Lines of data:
----

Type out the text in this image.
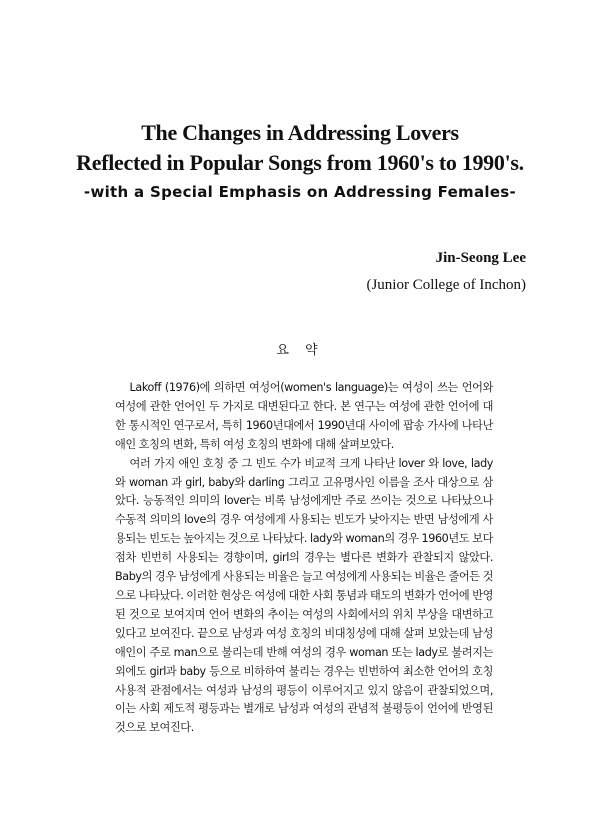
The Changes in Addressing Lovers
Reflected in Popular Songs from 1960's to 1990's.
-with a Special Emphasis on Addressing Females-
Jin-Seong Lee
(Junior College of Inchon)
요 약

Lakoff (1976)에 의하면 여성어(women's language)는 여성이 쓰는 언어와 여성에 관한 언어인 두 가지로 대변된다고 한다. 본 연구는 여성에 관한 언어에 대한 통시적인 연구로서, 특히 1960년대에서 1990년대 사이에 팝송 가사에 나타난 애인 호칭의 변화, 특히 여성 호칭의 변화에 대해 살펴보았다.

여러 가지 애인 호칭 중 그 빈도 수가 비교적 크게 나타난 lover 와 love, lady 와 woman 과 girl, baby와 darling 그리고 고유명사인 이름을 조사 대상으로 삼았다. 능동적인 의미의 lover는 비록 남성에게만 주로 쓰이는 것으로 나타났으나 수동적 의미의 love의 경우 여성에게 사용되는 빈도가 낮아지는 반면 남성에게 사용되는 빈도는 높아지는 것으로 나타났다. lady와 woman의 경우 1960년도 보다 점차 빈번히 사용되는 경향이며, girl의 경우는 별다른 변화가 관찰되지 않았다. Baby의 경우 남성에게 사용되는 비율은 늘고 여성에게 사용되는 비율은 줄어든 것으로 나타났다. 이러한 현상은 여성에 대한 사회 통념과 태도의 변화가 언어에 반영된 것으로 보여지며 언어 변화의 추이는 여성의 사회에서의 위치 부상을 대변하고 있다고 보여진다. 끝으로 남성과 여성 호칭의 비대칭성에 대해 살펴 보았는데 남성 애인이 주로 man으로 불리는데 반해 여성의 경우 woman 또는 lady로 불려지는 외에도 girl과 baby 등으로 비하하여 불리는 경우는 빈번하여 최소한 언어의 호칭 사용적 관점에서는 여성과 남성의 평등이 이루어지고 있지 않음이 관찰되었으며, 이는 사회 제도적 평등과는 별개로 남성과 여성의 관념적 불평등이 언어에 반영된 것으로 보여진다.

----

Repeat the records above verbatim, with no pictures in the result.

Type out the text in this image.
The Changes in Addressing Lovers
Reflected in Popular Songs from 1960's to 1990's.
-with a Special Emphasis on Addressing Females-
Jin-Seong Lee
(Junior College of Inchon)
요 약

Lakoff (1976)에 의하면 여성어(women's language)는 여성이 쓰는 언어와 여성에 관한 언어인 두 가지로 대변된다고 한다. 본 연구는 여성에 관한 언어에 대한 통시적인 연구로서, 특히 1960년대에서 1990년대 사이에 팝송 가사에 나타난 애인 호칭의 변화, 특히 여성 호칭의 변화에 대해 살펴보았다.

여러 가지 애인 호칭 중 그 빈도 수가 비교적 크게 나타난 lover 와 love, lady 와 woman 과 girl, baby와 darling 그리고 고유명사인 이름을 조사 대상으로 삼았다. 능동적인 의미의 lover는 비록 남성에게만 주로 쓰이는 것으로 나타났으나 수동적 의미의 love의 경우 여성에게 사용되는 빈도가 낮아지는 반면 남성에게 사용되는 빈도는 높아지는 것으로 나타났다. lady와 woman의 경우 1960년도 보다 점차 빈번히 사용되는 경향이며, girl의 경우는 별다른 변화가 관찰되지 않았다. Baby의 경우 남성에게 사용되는 비율은 늘고 여성에게 사용되는 비율은 줄어든 것으로 나타났다. 이러한 현상은 여성에 대한 사회 통념과 태도의 변화가 언어에 반영된 것으로 보여지며 언어 변화의 추이는 여성의 사회에서의 위치 부상을 대변하고 있다고 보여진다. 끝으로 남성과 여성 호칭의 비대칭성에 대해 살펴 보았는데 남성 애인이 주로 man으로 불리는데 반해 여성의 경우 woman 또는 lady로 불려지는 외에도 girl과 baby 등으로 비하하여 불리는 경우는 빈번하여 최소한 언어의 호칭 사용적 관점에서는 여성과 남성의 평등이 이루어지고 있지 않음이 관찰되었으며, 이는 사회 제도적 평등과는 별개로 남성과 여성의 관념적 불평등이 언어에 반영된 것으로 보여진다.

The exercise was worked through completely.